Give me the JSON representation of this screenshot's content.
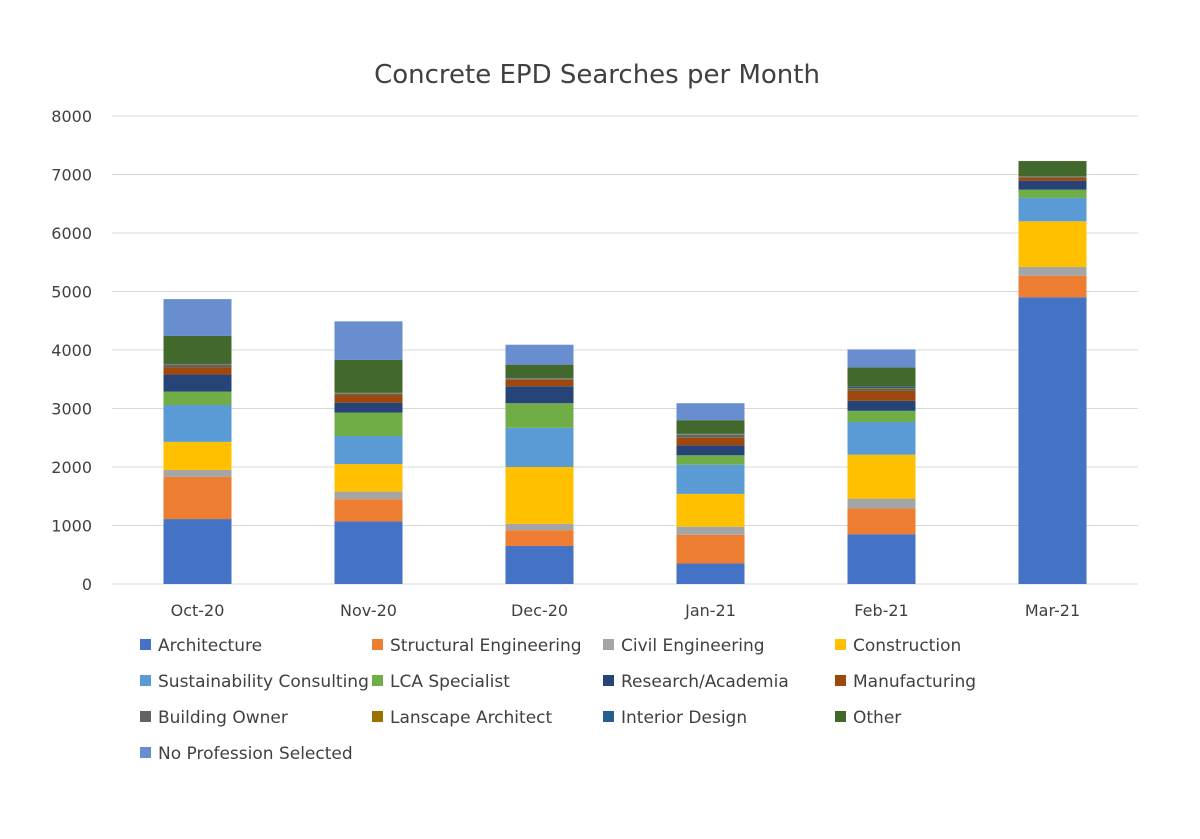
{
  "chart_data": {
    "type": "bar",
    "stacked": true,
    "title": "Concrete EPD Searches per Month",
    "xlabel": "",
    "ylabel": "",
    "ylim": [
      0,
      8000
    ],
    "yticks": [
      0,
      1000,
      2000,
      3000,
      4000,
      5000,
      6000,
      7000,
      8000
    ],
    "grid": true,
    "legend_position": "bottom",
    "categories": [
      "Oct-20",
      "Nov-20",
      "Dec-20",
      "Jan-21",
      "Feb-21",
      "Mar-21"
    ],
    "series": [
      {
        "name": "Architecture",
        "color": "#4472C4",
        "values": [
          1110,
          1070,
          650,
          350,
          850,
          4900
        ]
      },
      {
        "name": "Structural Engineering",
        "color": "#ED7D31",
        "values": [
          720,
          380,
          270,
          490,
          440,
          370
        ]
      },
      {
        "name": "Civil Engineering",
        "color": "#A5A5A5",
        "values": [
          120,
          130,
          110,
          140,
          170,
          150
        ]
      },
      {
        "name": "Construction",
        "color": "#FFC000",
        "values": [
          480,
          470,
          970,
          560,
          750,
          780
        ]
      },
      {
        "name": "Sustainability Consulting",
        "color": "#5B9BD5",
        "values": [
          630,
          480,
          670,
          500,
          560,
          400
        ]
      },
      {
        "name": "LCA Specialist",
        "color": "#70AD47",
        "values": [
          230,
          400,
          420,
          160,
          190,
          140
        ]
      },
      {
        "name": "Research/Academia",
        "color": "#264478",
        "values": [
          290,
          170,
          290,
          170,
          170,
          150
        ]
      },
      {
        "name": "Manufacturing",
        "color": "#9E480E",
        "values": [
          120,
          130,
          110,
          130,
          170,
          50
        ]
      },
      {
        "name": "Building Owner",
        "color": "#636363",
        "values": [
          50,
          20,
          20,
          50,
          40,
          10
        ]
      },
      {
        "name": "Lanscape Architect",
        "color": "#997300",
        "values": [
          10,
          10,
          10,
          10,
          10,
          10
        ]
      },
      {
        "name": "Interior Design",
        "color": "#255E91",
        "values": [
          10,
          10,
          10,
          10,
          20,
          10
        ]
      },
      {
        "name": "Other",
        "color": "#43682B",
        "values": [
          470,
          560,
          220,
          230,
          330,
          260
        ]
      },
      {
        "name": "No Profession Selected",
        "color": "#698ED0",
        "values": [
          630,
          660,
          340,
          290,
          310,
          0
        ]
      }
    ]
  }
}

● ● ●

* [To do]:
Repeat the records above exactly, leaving out the pictures.

* [Reply to the task]:
Give me the JSON representation of this screenshot's content.
{
  "chart_data": {
    "type": "bar",
    "stacked": true,
    "title": "Concrete EPD Searches per Month",
    "xlabel": "",
    "ylabel": "",
    "ylim": [
      0,
      8000
    ],
    "yticks": [
      0,
      1000,
      2000,
      3000,
      4000,
      5000,
      6000,
      7000,
      8000
    ],
    "grid": true,
    "legend_position": "bottom",
    "categories": [
      "Oct-20",
      "Nov-20",
      "Dec-20",
      "Jan-21",
      "Feb-21",
      "Mar-21"
    ],
    "series": [
      {
        "name": "Architecture",
        "color": "#4472C4",
        "values": [
          1110,
          1070,
          650,
          350,
          850,
          4900
        ]
      },
      {
        "name": "Structural Engineering",
        "color": "#ED7D31",
        "values": [
          720,
          380,
          270,
          490,
          440,
          370
        ]
      },
      {
        "name": "Civil Engineering",
        "color": "#A5A5A5",
        "values": [
          120,
          130,
          110,
          140,
          170,
          150
        ]
      },
      {
        "name": "Construction",
        "color": "#FFC000",
        "values": [
          480,
          470,
          970,
          560,
          750,
          780
        ]
      },
      {
        "name": "Sustainability Consulting",
        "color": "#5B9BD5",
        "values": [
          630,
          480,
          670,
          500,
          560,
          400
        ]
      },
      {
        "name": "LCA Specialist",
        "color": "#70AD47",
        "values": [
          230,
          400,
          420,
          160,
          190,
          140
        ]
      },
      {
        "name": "Research/Academia",
        "color": "#264478",
        "values": [
          290,
          170,
          290,
          170,
          170,
          150
        ]
      },
      {
        "name": "Manufacturing",
        "color": "#9E480E",
        "values": [
          120,
          130,
          110,
          130,
          170,
          50
        ]
      },
      {
        "name": "Building Owner",
        "color": "#636363",
        "values": [
          50,
          20,
          20,
          50,
          40,
          10
        ]
      },
      {
        "name": "Lanscape Architect",
        "color": "#997300",
        "values": [
          10,
          10,
          10,
          10,
          10,
          10
        ]
      },
      {
        "name": "Interior Design",
        "color": "#255E91",
        "values": [
          10,
          10,
          10,
          10,
          20,
          10
        ]
      },
      {
        "name": "Other",
        "color": "#43682B",
        "values": [
          470,
          560,
          220,
          230,
          330,
          260
        ]
      },
      {
        "name": "No Profession Selected",
        "color": "#698ED0",
        "values": [
          630,
          660,
          340,
          290,
          310,
          0
        ]
      }
    ]
  }
}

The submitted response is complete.